## Goal of the exercise
Select the lines that hold the word "name" and copy each one.
***** Listed entries
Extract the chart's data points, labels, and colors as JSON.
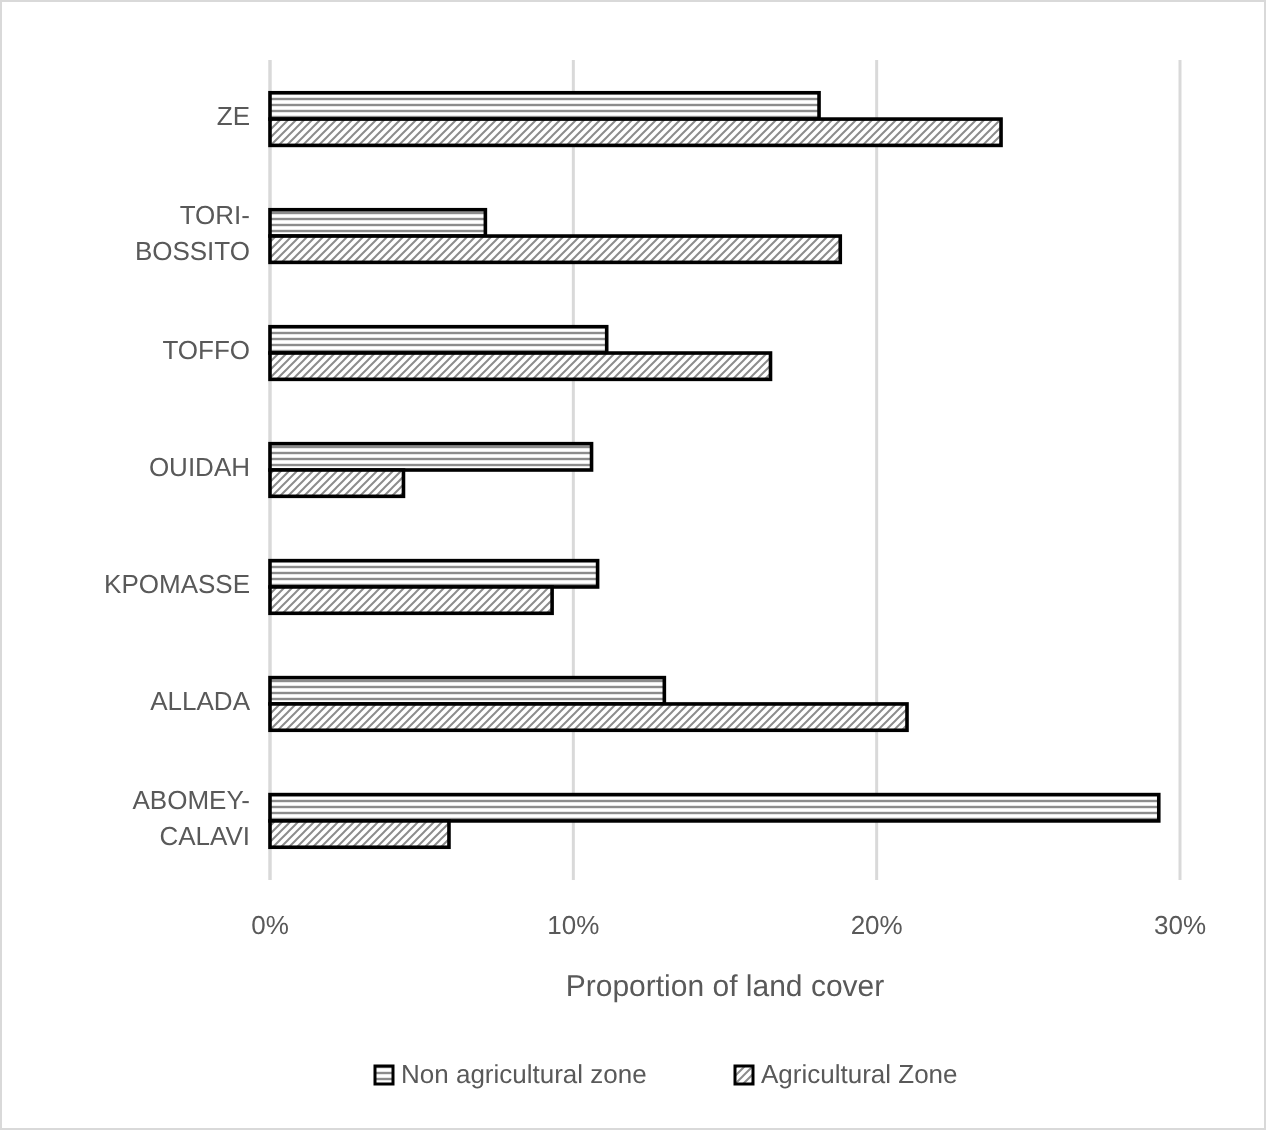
{
  "chart_data": {
    "type": "bar",
    "orientation": "horizontal",
    "xlabel": "Proportion of land cover",
    "categories": [
      "ZE",
      "TORI-BOSSITO",
      "TOFFO",
      "OUIDAH",
      "KPOMASSE",
      "ALLADA",
      "ABOMEY-CALAVI"
    ],
    "series": [
      {
        "name": "Non agricultural zone",
        "color": "#000000",
        "values": [
          18.1,
          7.1,
          11.1,
          10.6,
          10.8,
          13.0,
          29.3
        ]
      },
      {
        "name": "Agricultural Zone",
        "color": "#000000",
        "values": [
          24.1,
          18.8,
          16.5,
          4.4,
          9.3,
          21.0,
          5.9
        ]
      }
    ],
    "xlim": [
      0,
      30
    ],
    "xticks": [
      {
        "value": 0,
        "label": "0%"
      },
      {
        "value": 10,
        "label": "10%"
      },
      {
        "value": 20,
        "label": "20%"
      },
      {
        "value": 30,
        "label": "30%"
      }
    ],
    "grid": "x",
    "legend": "bottom"
  }
}
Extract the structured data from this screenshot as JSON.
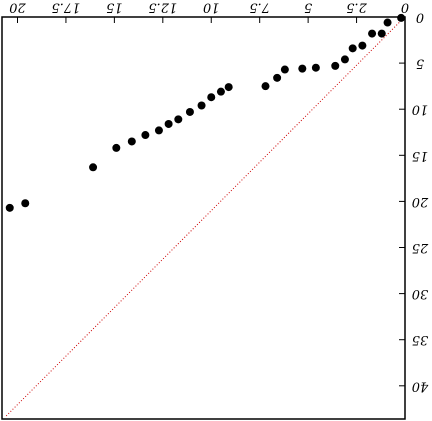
{
  "chart_data": {
    "type": "scatter",
    "title": "",
    "xlabel": "",
    "ylabel": "",
    "xlim": [
      0,
      20.8
    ],
    "ylim": [
      0,
      43.6
    ],
    "x_ticks": [
      0,
      2.5,
      5,
      7.5,
      10,
      12.5,
      15,
      17.5,
      20
    ],
    "x_tick_labels": [
      "0",
      "2.5",
      "5",
      "7.5",
      "10",
      "12.5",
      "15",
      "17.5",
      "20"
    ],
    "y_ticks": [
      0,
      5,
      10,
      15,
      20,
      25,
      30,
      35,
      40
    ],
    "y_tick_labels": [
      "0",
      "5",
      "10",
      "15",
      "20",
      "25",
      "30",
      "35",
      "40"
    ],
    "grid": false,
    "legend": "none",
    "orientation": "rotated-180",
    "series": [
      {
        "marker": "filled-circle",
        "color": "#000000",
        "points": [
          [
            0.2,
            0.1
          ],
          [
            0.9,
            0.6
          ],
          [
            1.2,
            1.8
          ],
          [
            1.7,
            1.8
          ],
          [
            2.2,
            3.1
          ],
          [
            2.7,
            3.4
          ],
          [
            3.1,
            4.6
          ],
          [
            3.6,
            5.3
          ],
          [
            4.6,
            5.5
          ],
          [
            5.3,
            5.6
          ],
          [
            6.2,
            5.7
          ],
          [
            6.6,
            6.6
          ],
          [
            7.2,
            7.5
          ],
          [
            9.1,
            7.6
          ],
          [
            9.5,
            8.1
          ],
          [
            10.0,
            8.7
          ],
          [
            10.5,
            9.6
          ],
          [
            11.1,
            10.3
          ],
          [
            11.7,
            11.1
          ],
          [
            12.2,
            11.6
          ],
          [
            12.7,
            12.3
          ],
          [
            13.4,
            12.8
          ],
          [
            14.1,
            13.5
          ],
          [
            14.9,
            14.2
          ],
          [
            16.1,
            16.3
          ],
          [
            19.6,
            20.2
          ],
          [
            20.4,
            20.7
          ]
        ]
      },
      {
        "marker": "dotted-line",
        "color": "#cc0000",
        "points": [
          [
            0.3,
            0.6
          ],
          [
            20.6,
            43.3
          ]
        ]
      }
    ]
  }
}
**********
## Task solution
        "name": "Non agricultural zone",
        "name": "Agricultural Zone",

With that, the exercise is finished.